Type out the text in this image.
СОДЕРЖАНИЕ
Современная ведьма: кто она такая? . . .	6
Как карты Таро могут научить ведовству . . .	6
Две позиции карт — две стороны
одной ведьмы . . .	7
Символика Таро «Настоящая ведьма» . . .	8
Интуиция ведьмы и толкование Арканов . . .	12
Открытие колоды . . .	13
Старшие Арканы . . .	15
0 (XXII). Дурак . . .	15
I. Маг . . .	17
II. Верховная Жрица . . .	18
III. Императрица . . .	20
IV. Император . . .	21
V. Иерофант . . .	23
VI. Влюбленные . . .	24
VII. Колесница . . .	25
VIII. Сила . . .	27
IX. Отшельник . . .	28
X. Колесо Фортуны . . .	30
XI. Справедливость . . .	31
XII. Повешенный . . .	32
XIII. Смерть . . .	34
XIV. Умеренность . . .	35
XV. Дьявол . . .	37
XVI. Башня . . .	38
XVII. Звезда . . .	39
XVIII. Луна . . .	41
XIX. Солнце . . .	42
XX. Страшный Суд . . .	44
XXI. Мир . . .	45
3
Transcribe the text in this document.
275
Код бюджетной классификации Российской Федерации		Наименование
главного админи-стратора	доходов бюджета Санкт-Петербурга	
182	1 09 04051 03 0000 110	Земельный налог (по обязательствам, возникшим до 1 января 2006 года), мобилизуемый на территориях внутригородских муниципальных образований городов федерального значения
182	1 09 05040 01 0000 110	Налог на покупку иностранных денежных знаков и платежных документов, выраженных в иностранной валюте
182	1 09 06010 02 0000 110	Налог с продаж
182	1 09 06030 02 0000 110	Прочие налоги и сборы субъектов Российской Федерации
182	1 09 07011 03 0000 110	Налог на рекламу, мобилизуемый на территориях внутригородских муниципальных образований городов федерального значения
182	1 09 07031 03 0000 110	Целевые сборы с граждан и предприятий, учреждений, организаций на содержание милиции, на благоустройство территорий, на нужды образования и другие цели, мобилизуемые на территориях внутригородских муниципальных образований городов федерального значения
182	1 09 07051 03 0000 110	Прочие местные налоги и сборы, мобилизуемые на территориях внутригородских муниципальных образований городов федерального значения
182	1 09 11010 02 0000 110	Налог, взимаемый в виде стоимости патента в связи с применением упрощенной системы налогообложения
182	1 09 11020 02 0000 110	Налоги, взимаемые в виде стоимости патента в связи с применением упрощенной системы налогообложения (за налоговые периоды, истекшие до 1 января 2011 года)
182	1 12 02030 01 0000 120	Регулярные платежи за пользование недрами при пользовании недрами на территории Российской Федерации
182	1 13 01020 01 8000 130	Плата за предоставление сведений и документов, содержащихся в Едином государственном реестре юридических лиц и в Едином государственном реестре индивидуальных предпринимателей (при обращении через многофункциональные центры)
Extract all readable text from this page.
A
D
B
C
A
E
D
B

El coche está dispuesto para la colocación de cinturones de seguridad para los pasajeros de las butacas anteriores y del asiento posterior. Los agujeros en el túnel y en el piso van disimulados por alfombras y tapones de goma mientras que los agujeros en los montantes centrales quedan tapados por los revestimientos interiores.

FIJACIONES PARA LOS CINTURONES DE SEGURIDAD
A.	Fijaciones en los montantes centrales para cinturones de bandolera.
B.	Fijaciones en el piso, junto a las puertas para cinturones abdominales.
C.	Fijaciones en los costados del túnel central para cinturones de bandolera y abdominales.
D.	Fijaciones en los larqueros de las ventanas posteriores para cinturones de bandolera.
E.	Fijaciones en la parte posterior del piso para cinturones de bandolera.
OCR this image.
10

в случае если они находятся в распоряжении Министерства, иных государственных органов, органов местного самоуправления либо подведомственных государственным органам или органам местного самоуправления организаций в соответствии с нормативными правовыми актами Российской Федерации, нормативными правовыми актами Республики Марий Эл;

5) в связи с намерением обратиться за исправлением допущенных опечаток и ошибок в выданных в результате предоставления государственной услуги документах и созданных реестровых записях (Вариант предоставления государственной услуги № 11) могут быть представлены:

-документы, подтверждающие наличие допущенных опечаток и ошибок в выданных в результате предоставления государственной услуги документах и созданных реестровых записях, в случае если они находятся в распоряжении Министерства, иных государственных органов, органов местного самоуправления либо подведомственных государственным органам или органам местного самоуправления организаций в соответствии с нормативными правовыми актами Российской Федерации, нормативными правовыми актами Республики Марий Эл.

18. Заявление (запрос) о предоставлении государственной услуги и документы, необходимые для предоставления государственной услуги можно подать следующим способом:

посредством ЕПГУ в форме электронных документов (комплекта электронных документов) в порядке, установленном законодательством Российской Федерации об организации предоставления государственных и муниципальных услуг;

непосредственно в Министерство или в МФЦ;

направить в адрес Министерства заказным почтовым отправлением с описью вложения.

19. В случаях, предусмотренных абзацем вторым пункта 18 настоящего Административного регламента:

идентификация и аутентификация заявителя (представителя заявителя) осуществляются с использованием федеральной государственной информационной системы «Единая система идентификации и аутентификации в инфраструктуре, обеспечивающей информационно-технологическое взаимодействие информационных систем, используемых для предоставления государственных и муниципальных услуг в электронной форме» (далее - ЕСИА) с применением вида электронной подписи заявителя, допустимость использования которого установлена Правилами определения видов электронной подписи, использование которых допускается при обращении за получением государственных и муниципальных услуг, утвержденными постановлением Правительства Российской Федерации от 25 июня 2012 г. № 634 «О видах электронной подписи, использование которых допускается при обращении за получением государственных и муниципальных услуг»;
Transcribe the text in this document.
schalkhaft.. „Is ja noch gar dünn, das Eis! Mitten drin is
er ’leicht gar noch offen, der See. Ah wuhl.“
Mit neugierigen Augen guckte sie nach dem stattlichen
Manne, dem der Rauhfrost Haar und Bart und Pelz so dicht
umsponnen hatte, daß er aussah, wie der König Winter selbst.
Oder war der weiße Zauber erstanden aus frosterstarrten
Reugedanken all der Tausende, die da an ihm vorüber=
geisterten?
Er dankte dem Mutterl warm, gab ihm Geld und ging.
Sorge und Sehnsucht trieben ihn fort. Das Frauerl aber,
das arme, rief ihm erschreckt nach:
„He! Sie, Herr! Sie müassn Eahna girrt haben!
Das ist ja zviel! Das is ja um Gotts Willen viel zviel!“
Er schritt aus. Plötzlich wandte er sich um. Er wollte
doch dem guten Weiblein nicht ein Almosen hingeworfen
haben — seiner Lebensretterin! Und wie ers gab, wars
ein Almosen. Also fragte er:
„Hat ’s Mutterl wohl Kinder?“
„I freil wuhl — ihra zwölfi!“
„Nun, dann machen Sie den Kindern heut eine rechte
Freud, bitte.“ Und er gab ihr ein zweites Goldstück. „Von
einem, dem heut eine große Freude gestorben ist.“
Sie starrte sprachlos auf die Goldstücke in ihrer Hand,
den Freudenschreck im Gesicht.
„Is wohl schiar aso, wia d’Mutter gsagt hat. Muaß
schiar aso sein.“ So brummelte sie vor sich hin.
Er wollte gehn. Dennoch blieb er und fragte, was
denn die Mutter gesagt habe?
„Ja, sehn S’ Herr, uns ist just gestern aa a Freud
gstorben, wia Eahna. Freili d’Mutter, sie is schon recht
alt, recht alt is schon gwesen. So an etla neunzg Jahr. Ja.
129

▸ REQUIREMENTS
The records are above. How many lines in them contain the word "Almosen"? Give the number alone.

▸ EXERCISE ANSWER
2